# STORED RECORDS
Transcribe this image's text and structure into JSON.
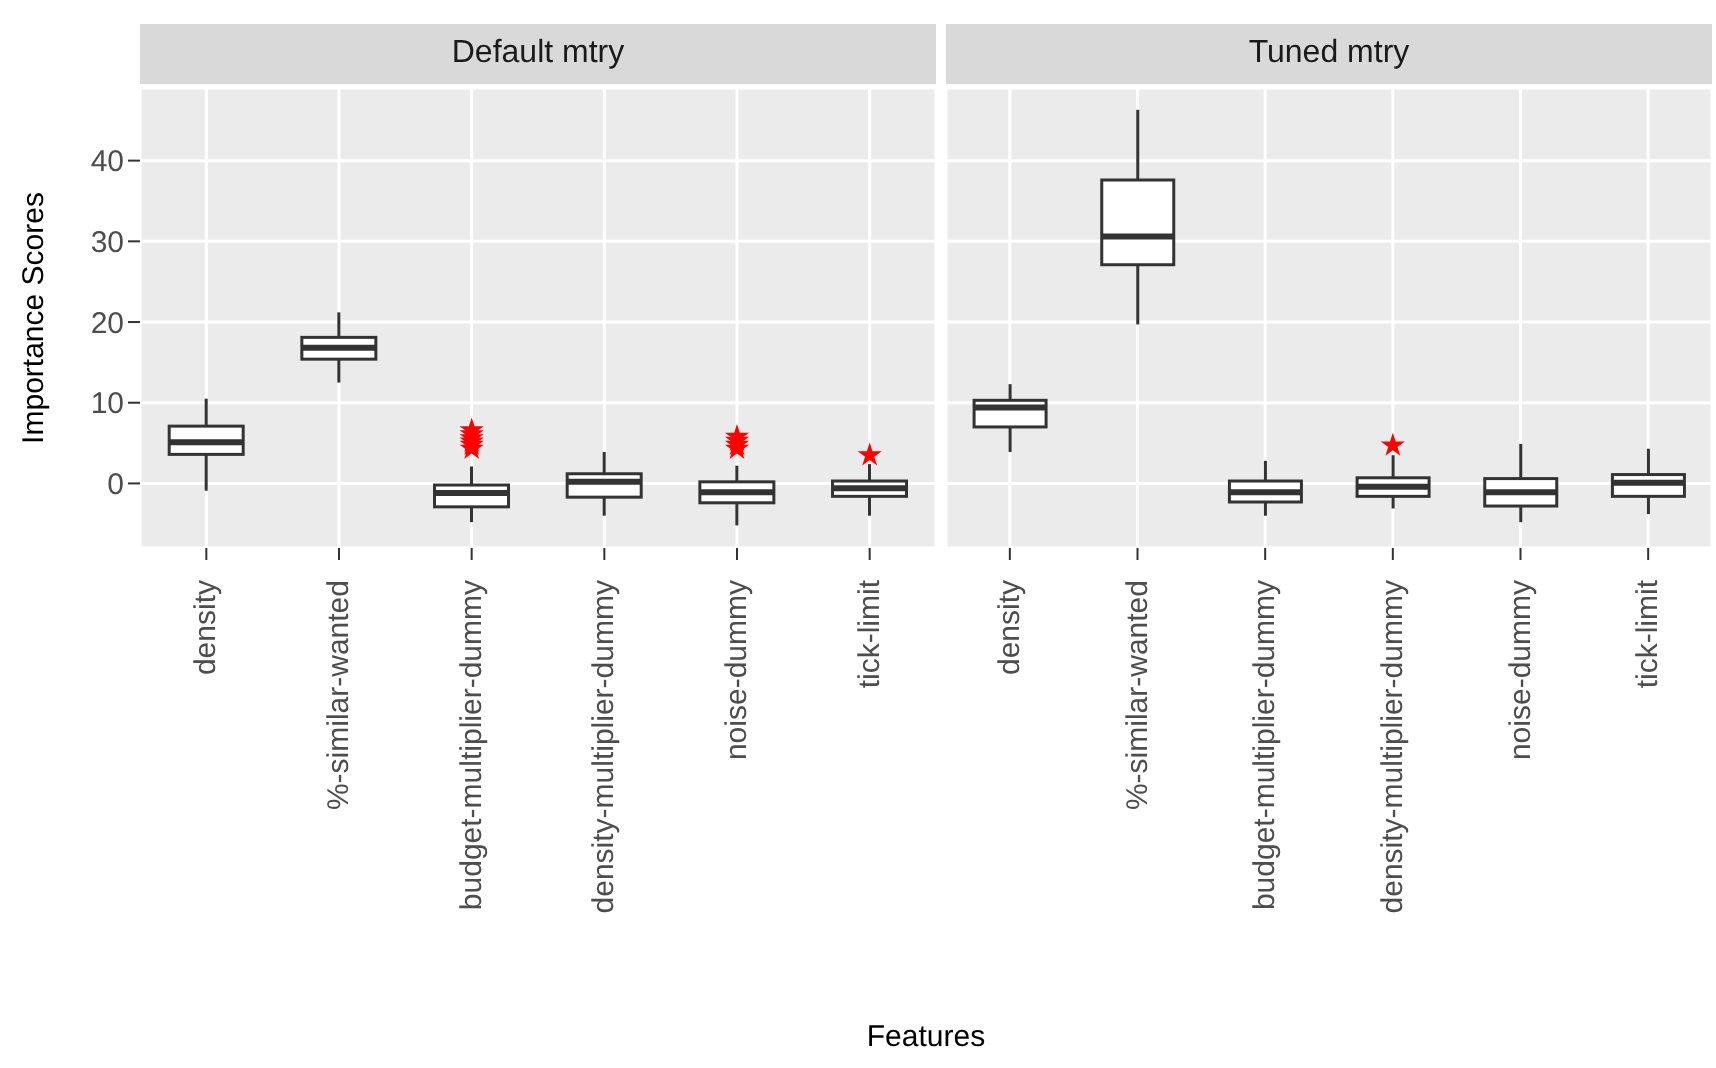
{
  "chart_data": [
    {
      "type": "box",
      "title": "Default mtry",
      "xlabel": "Features",
      "ylabel": "Importance Scores",
      "categories": [
        "density",
        "%-similar-wanted",
        "budget-multiplier-dummy",
        "density-multiplier-dummy",
        "noise-dummy",
        "tick-limit"
      ],
      "boxes": [
        {
          "low": -0.9,
          "q1": 3.6,
          "median": 5.1,
          "q3": 7.1,
          "high": 10.5
        },
        {
          "low": 12.5,
          "q1": 15.4,
          "median": 16.8,
          "q3": 18.1,
          "high": 21.2
        },
        {
          "low": -4.8,
          "q1": -2.9,
          "median": -1.2,
          "q3": -0.2,
          "high": 2.1,
          "outliers": [
            4.3,
            4.8,
            5.2,
            5.6,
            6.1,
            6.6
          ]
        },
        {
          "low": -4.0,
          "q1": -1.7,
          "median": 0.2,
          "q3": 1.2,
          "high": 3.9
        },
        {
          "low": -5.2,
          "q1": -2.4,
          "median": -1.1,
          "q3": 0.2,
          "high": 2.2,
          "outliers": [
            4.3,
            4.8,
            5.3,
            5.8
          ]
        },
        {
          "low": -4.0,
          "q1": -1.6,
          "median": -0.6,
          "q3": 0.3,
          "high": 2.4,
          "outliers": [
            3.5
          ]
        }
      ],
      "ylim": [
        -8,
        49
      ],
      "yticks": [
        0,
        10,
        20,
        30,
        40
      ],
      "grid": true,
      "marker": "star"
    },
    {
      "type": "box",
      "title": "Tuned mtry",
      "categories": [
        "density",
        "%-similar-wanted",
        "budget-multiplier-dummy",
        "density-multiplier-dummy",
        "noise-dummy",
        "tick-limit"
      ],
      "boxes": [
        {
          "low": 3.9,
          "q1": 7.0,
          "median": 9.4,
          "q3": 10.3,
          "high": 12.3
        },
        {
          "low": 19.7,
          "q1": 27.1,
          "median": 30.6,
          "q3": 37.6,
          "high": 46.3
        },
        {
          "low": -4.0,
          "q1": -2.3,
          "median": -1.1,
          "q3": 0.3,
          "high": 2.8
        },
        {
          "low": -3.1,
          "q1": -1.6,
          "median": -0.4,
          "q3": 0.7,
          "high": 3.5,
          "outliers": [
            4.7
          ]
        },
        {
          "low": -4.8,
          "q1": -2.8,
          "median": -1.1,
          "q3": 0.6,
          "high": 4.9
        },
        {
          "low": -3.8,
          "q1": -1.6,
          "median": 0.1,
          "q3": 1.1,
          "high": 4.3
        }
      ],
      "ylim": [
        -8,
        49
      ],
      "yticks": [
        0,
        10,
        20,
        30,
        40
      ],
      "grid": true,
      "marker": "star",
      "tick_labels": "x"
    }
  ]
}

# DIRECTION
All the records need to be repeated exactly, with the images dropped.

# COMPLETE OUTPUT
Transcribe this image's text and structure into JSON.
{
  "chart_data": [
    {
      "type": "box",
      "title": "Default mtry",
      "xlabel": "Features",
      "ylabel": "Importance Scores",
      "categories": [
        "density",
        "%-similar-wanted",
        "budget-multiplier-dummy",
        "density-multiplier-dummy",
        "noise-dummy",
        "tick-limit"
      ],
      "boxes": [
        {
          "low": -0.9,
          "q1": 3.6,
          "median": 5.1,
          "q3": 7.1,
          "high": 10.5
        },
        {
          "low": 12.5,
          "q1": 15.4,
          "median": 16.8,
          "q3": 18.1,
          "high": 21.2
        },
        {
          "low": -4.8,
          "q1": -2.9,
          "median": -1.2,
          "q3": -0.2,
          "high": 2.1,
          "outliers": [
            4.3,
            4.8,
            5.2,
            5.6,
            6.1,
            6.6
          ]
        },
        {
          "low": -4.0,
          "q1": -1.7,
          "median": 0.2,
          "q3": 1.2,
          "high": 3.9
        },
        {
          "low": -5.2,
          "q1": -2.4,
          "median": -1.1,
          "q3": 0.2,
          "high": 2.2,
          "outliers": [
            4.3,
            4.8,
            5.3,
            5.8
          ]
        },
        {
          "low": -4.0,
          "q1": -1.6,
          "median": -0.6,
          "q3": 0.3,
          "high": 2.4,
          "outliers": [
            3.5
          ]
        }
      ],
      "ylim": [
        -8,
        49
      ],
      "yticks": [
        0,
        10,
        20,
        30,
        40
      ],
      "grid": true,
      "marker": "star"
    },
    {
      "type": "box",
      "title": "Tuned mtry",
      "categories": [
        "density",
        "%-similar-wanted",
        "budget-multiplier-dummy",
        "density-multiplier-dummy",
        "noise-dummy",
        "tick-limit"
      ],
      "boxes": [
        {
          "low": 3.9,
          "q1": 7.0,
          "median": 9.4,
          "q3": 10.3,
          "high": 12.3
        },
        {
          "low": 19.7,
          "q1": 27.1,
          "median": 30.6,
          "q3": 37.6,
          "high": 46.3
        },
        {
          "low": -4.0,
          "q1": -2.3,
          "median": -1.1,
          "q3": 0.3,
          "high": 2.8
        },
        {
          "low": -3.1,
          "q1": -1.6,
          "median": -0.4,
          "q3": 0.7,
          "high": 3.5,
          "outliers": [
            4.7
          ]
        },
        {
          "low": -4.8,
          "q1": -2.8,
          "median": -1.1,
          "q3": 0.6,
          "high": 4.9
        },
        {
          "low": -3.8,
          "q1": -1.6,
          "median": 0.1,
          "q3": 1.1,
          "high": 4.3
        }
      ],
      "ylim": [
        -8,
        49
      ],
      "yticks": [
        0,
        10,
        20,
        30,
        40
      ],
      "grid": true,
      "marker": "star",
      "tick_labels": "x"
    }
  ]
}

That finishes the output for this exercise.